Begin Text passage

Arrays in C are very poorly designed, and C++ has inherited this.
In order to do full run-time checking, you need fat pointers.
Which not only slows the code down considerably, but also breaks
the ABI. If you rigorously avoid C style arrays, and only use
std::vector, g++ does run-time check. (But as soon as you do
something like &v[i], all bets are off with regards to the
resulting pointer.)

--
James Kanze (GABI Software) email:james.kanze@gmail.com
Conseils en informatique orientée objet/
Beratung in objektorientierter Datenverarbeitung
9 place Sémard, 78210 St.-Cyr-l'École, France, +33 (0)1 30 23 00 34

pjb@informatimago.com (Pascal J. Bourguignon) writes:

> Joshua Maurice <joshuamaurice@gmail.com> writes:
>
>> C++'s stated primary design goals include
>> - runtime performance comparable with assembly
>
> For most programs, we don't care about the speed.

And for programs that do care about speed, they still have a lot of
spare time to do checks:

http://www.cs.virginia.edu/papers/Hi...all-wulf94.pdf


--
__Pascal Bourguignon__

Stuart Redmann wrote:
> On 11 Jul., 00:54, Joshua Maurice <joshuamaur...@gmail.com> wrote:
>
> Just to add my two cents:
> 1. C++ lets you do everything, so chances are not bad that you can go
> beyond your depth. In contrast to this, JAVA restricts your abilities
> (no messing around with pointers), which makes your code inherently
> safer. I think both are inferior to programming languages like Ada95.

End Text passage

Prompt —
Output the part of the discussion of C++ arrays that opens with the words containing "Arrays in C" and closes with "resulting pointer.)", copied without any change. The data after this note has nothing to do with the discussion of C++ arrays.

Begin Provided data

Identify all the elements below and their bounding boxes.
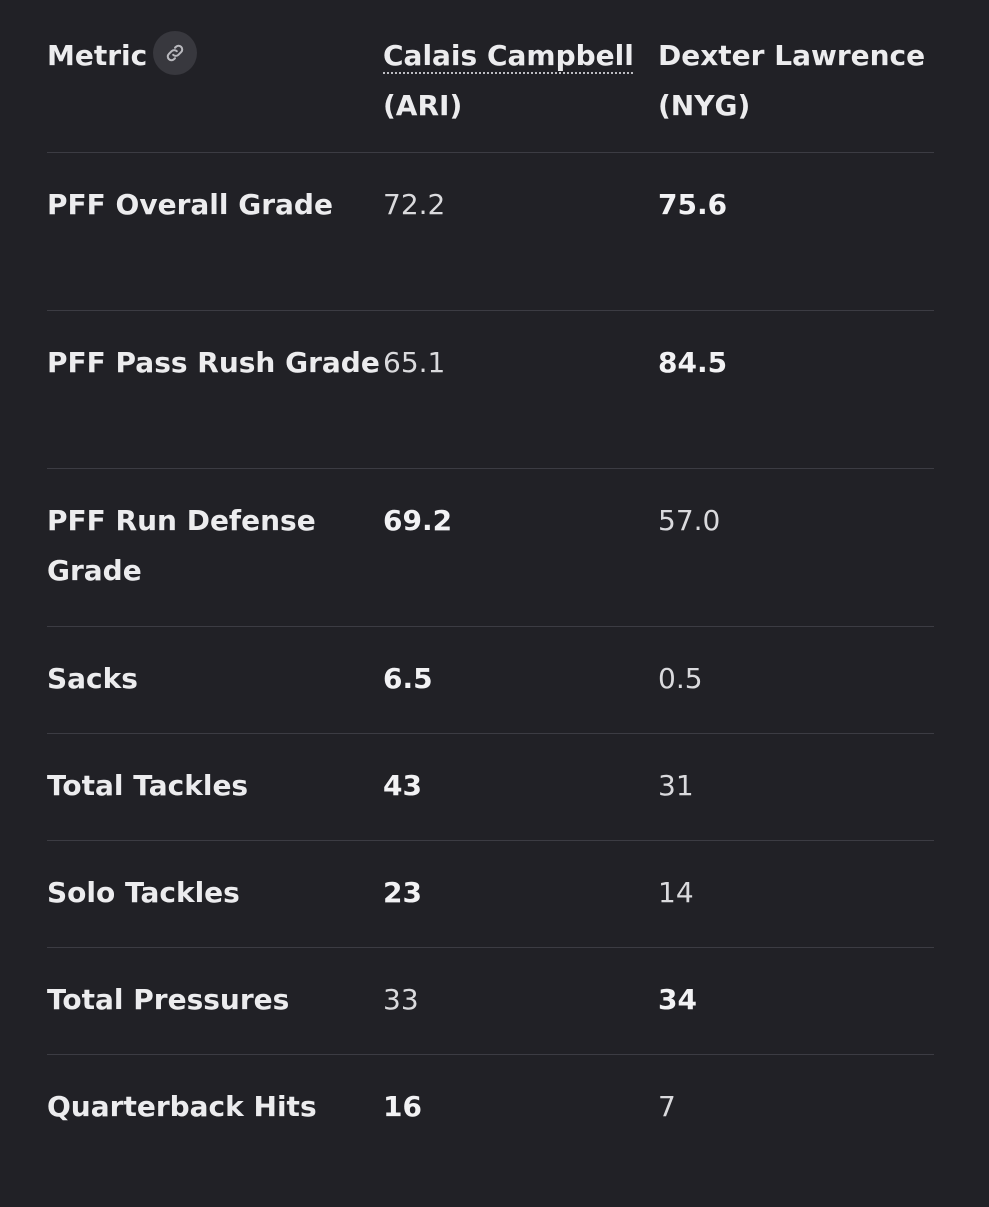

End Provided data

Solution for this exercise —
Arrays in C are very poorly designed, and C++ has inherited this.
In order to do full run-time checking, you need fat pointers.
Which not only slows the code down considerably, but also breaks
the ABI. If you rigorously avoid C style arrays, and only use
std::vector, g++ does run-time check. (But as soon as you do
something like &v[i], all bets are off with regards to the
resulting pointer.)